◆ Stated problem
Find each line containing the string "dětmi" and return it.

◆ Provided material
--- Start ---
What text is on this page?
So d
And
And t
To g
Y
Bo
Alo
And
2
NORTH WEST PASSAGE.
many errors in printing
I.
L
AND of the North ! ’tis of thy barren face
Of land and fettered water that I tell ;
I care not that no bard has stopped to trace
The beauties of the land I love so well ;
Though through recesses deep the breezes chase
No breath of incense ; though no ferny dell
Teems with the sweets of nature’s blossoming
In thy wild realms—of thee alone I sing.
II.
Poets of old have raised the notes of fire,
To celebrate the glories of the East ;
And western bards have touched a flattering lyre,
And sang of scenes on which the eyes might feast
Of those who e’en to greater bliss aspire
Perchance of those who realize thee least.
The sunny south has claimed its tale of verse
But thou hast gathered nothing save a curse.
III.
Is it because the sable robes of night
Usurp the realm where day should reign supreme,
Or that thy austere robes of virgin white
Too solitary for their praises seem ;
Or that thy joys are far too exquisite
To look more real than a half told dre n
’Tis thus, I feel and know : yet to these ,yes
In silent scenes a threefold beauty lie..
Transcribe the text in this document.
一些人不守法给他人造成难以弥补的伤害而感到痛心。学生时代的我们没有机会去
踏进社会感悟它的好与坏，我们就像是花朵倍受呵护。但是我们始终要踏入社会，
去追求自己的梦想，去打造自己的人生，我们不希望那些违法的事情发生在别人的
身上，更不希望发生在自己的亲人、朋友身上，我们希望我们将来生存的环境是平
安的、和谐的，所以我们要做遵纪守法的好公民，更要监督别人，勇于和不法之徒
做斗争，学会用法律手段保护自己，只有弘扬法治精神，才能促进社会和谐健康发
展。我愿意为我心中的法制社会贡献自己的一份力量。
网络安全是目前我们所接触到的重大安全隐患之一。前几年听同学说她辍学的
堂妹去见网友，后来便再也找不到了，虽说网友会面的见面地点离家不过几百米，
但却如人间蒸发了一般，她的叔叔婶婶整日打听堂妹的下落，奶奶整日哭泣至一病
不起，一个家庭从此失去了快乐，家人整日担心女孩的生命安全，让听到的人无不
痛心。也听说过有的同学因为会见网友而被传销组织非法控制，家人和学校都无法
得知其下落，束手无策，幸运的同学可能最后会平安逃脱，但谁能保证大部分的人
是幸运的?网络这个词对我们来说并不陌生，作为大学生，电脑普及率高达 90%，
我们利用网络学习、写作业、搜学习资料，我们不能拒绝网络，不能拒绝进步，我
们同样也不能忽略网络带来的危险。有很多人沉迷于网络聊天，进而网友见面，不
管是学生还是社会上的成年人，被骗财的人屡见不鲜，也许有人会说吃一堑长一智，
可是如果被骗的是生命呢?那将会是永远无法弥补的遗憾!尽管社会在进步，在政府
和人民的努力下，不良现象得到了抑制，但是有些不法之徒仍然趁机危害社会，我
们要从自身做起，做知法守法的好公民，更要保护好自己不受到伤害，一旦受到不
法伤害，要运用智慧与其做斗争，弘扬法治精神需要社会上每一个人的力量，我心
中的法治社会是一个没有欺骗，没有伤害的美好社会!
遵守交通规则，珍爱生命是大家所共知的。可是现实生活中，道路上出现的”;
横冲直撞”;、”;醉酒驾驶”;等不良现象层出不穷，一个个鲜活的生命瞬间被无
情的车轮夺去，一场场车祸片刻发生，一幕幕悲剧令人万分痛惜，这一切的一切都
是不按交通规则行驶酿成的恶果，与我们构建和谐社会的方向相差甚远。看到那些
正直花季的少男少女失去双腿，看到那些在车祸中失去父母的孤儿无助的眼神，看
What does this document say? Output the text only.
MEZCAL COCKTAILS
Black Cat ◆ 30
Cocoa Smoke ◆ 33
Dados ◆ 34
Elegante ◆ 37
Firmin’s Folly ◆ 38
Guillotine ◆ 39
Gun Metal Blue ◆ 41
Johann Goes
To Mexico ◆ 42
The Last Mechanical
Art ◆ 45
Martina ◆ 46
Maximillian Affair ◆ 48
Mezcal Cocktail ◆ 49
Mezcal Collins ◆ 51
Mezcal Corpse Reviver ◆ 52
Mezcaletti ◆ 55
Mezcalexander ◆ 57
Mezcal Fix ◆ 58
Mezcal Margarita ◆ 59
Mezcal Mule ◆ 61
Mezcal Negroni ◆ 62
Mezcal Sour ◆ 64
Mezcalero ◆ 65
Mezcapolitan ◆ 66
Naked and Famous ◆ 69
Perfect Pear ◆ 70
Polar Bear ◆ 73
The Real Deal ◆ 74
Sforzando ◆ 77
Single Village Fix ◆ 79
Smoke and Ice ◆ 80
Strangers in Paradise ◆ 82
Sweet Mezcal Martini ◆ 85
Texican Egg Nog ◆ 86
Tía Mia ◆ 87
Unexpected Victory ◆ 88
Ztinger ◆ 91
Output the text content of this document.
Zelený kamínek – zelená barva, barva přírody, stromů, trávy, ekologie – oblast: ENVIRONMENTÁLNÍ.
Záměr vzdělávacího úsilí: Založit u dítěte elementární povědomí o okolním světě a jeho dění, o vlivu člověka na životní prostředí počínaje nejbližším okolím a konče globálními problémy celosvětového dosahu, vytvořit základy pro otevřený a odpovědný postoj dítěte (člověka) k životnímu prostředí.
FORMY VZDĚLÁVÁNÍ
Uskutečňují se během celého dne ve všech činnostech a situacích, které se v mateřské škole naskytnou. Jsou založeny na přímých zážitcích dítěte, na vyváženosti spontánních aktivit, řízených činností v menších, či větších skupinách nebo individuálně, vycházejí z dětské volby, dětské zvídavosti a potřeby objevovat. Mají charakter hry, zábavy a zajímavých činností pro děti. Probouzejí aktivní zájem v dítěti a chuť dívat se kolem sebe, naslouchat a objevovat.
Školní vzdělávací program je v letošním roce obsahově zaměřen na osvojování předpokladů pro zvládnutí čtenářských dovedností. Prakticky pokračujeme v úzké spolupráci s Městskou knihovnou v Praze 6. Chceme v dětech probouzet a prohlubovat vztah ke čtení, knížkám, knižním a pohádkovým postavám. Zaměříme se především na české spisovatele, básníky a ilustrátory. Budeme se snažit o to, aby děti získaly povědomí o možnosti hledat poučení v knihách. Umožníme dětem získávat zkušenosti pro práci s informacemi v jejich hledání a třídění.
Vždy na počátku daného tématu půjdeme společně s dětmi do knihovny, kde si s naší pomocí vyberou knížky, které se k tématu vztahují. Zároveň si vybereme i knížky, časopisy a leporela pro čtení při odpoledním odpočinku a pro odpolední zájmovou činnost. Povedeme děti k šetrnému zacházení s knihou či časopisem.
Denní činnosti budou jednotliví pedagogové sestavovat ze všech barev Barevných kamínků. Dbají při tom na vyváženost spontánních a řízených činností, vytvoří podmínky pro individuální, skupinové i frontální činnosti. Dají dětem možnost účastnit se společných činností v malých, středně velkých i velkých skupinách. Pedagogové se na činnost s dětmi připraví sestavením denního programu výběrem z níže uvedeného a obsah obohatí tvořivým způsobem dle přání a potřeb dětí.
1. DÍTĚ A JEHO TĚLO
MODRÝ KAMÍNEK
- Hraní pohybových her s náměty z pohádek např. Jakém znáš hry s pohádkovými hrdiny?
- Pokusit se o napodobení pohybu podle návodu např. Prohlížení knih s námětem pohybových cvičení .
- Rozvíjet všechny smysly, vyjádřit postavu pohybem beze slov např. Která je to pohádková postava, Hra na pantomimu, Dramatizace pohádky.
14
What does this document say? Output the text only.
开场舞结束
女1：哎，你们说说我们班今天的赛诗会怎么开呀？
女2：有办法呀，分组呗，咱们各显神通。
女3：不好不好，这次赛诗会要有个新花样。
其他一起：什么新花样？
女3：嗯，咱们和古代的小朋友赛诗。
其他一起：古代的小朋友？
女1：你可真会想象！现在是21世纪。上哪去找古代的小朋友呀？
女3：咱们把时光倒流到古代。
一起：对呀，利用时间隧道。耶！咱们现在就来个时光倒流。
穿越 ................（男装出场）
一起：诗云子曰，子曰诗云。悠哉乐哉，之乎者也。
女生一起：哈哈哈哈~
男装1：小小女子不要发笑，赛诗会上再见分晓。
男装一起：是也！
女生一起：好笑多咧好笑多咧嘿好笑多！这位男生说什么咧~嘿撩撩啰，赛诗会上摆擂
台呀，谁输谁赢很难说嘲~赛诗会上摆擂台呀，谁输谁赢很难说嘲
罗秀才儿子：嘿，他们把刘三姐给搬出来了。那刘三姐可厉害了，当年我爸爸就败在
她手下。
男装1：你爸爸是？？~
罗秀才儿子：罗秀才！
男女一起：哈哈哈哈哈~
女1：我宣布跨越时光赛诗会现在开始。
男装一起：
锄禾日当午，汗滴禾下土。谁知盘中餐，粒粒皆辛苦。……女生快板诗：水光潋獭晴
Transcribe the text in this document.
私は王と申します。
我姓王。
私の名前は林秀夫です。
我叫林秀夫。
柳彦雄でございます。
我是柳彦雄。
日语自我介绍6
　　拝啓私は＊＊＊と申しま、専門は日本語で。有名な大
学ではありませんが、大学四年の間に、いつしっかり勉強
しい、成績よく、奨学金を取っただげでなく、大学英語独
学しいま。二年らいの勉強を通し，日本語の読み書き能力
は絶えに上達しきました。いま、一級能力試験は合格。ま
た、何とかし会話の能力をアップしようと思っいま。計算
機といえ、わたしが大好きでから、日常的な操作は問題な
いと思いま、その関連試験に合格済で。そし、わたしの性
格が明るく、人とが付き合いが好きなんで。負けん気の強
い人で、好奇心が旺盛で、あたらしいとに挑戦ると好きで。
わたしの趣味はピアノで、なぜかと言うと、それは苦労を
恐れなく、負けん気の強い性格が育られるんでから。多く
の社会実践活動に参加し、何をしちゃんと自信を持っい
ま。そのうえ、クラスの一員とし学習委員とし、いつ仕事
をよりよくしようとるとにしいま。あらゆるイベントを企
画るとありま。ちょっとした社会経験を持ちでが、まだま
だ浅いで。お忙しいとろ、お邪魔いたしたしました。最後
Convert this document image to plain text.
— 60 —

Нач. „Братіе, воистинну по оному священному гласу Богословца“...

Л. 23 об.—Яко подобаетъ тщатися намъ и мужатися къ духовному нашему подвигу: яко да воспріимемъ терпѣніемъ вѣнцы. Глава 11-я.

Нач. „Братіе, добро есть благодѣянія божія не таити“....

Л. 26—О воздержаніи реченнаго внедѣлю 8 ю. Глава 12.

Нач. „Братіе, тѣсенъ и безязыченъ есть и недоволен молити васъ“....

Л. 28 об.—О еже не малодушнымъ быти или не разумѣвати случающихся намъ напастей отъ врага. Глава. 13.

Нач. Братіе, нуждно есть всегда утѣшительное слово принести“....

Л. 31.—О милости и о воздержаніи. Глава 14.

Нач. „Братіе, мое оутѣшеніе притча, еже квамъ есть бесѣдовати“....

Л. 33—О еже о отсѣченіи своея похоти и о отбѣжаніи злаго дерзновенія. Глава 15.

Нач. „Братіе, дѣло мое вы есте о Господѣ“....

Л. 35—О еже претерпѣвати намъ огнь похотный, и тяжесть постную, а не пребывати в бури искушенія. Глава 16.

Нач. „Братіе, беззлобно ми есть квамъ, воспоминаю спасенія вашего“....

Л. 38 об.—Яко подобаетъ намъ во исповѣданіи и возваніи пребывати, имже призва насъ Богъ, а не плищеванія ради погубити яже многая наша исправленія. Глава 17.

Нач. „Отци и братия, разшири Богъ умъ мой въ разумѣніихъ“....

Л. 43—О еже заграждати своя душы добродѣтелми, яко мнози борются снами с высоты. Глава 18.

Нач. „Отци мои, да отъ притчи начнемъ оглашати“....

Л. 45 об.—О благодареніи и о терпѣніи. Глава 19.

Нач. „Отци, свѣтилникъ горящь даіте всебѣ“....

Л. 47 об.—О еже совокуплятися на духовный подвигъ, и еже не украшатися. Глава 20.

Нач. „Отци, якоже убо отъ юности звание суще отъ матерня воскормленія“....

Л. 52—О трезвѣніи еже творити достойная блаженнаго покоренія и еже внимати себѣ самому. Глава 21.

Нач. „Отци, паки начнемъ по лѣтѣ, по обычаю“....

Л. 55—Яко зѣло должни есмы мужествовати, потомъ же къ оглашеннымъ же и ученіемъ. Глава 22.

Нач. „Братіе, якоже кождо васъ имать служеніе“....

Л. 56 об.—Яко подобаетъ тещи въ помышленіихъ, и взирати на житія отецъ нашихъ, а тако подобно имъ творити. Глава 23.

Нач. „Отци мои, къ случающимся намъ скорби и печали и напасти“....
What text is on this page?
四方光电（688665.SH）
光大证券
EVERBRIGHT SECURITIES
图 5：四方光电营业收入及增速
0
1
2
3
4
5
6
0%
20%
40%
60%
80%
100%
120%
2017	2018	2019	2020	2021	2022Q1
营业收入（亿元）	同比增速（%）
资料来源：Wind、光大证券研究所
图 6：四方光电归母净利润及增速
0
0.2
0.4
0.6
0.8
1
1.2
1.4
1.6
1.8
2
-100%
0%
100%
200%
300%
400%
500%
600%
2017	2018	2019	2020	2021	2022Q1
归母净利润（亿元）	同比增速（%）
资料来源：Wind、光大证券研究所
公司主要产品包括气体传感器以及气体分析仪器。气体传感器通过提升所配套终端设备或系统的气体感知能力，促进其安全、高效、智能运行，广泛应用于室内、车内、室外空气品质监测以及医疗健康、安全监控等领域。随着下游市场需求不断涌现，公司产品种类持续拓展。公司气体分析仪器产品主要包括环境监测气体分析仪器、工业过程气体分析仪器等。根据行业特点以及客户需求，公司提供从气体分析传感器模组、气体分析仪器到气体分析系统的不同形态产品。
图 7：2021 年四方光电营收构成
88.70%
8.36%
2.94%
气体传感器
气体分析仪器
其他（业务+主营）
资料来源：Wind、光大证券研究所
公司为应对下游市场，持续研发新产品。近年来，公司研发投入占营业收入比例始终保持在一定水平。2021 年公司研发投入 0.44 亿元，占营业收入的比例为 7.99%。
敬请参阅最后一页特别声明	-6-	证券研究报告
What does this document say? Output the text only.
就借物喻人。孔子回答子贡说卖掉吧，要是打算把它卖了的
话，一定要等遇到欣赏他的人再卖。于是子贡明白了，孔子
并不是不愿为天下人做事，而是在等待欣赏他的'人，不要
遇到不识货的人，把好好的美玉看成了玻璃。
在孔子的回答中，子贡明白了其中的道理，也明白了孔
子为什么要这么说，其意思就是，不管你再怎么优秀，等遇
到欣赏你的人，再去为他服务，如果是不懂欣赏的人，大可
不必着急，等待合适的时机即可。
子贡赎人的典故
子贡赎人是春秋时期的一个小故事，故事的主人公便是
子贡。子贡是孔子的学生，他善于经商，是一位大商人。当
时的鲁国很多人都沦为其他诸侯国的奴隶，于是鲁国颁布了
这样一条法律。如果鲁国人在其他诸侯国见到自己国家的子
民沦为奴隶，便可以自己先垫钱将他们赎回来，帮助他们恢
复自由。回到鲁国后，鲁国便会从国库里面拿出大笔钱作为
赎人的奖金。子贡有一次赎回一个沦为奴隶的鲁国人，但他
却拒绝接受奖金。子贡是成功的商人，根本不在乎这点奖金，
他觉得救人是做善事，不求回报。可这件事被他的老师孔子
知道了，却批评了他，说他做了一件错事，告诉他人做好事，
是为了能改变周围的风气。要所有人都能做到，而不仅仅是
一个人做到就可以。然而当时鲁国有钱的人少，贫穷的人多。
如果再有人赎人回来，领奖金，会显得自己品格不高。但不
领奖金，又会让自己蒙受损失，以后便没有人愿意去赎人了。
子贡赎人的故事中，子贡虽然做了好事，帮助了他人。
--- End ---
◆ Full answer
Vždy na počátku daného tématu půjdeme společně s dětmi do knihovny, kde si s naší pomocí vyberou knížky, které se k tématu vztahují. Zároveň si vybereme i knížky, časopisy a leporela pro čtení při odpoledním odpočinku a pro odpolední zájmovou činnost. Povedeme děti k šetrnému zacházení s knihou či časopisem.
Denní činnosti budou jednotliví pedagogové sestavovat ze všech barev Barevných kamínků. Dbají při tom na vyváženost spontánních a řízených činností, vytvoří podmínky pro individuální, skupinové i frontální činnosti. Dají dětem možnost účastnit se společných činností v malých, středně velkých i velkých skupinách. Pedagogové se na činnost s dětmi připraví sestavením denního programu výběrem z níže uvedeného a obsah obohatí tvořivým způsobem dle přání a potřeb dětí.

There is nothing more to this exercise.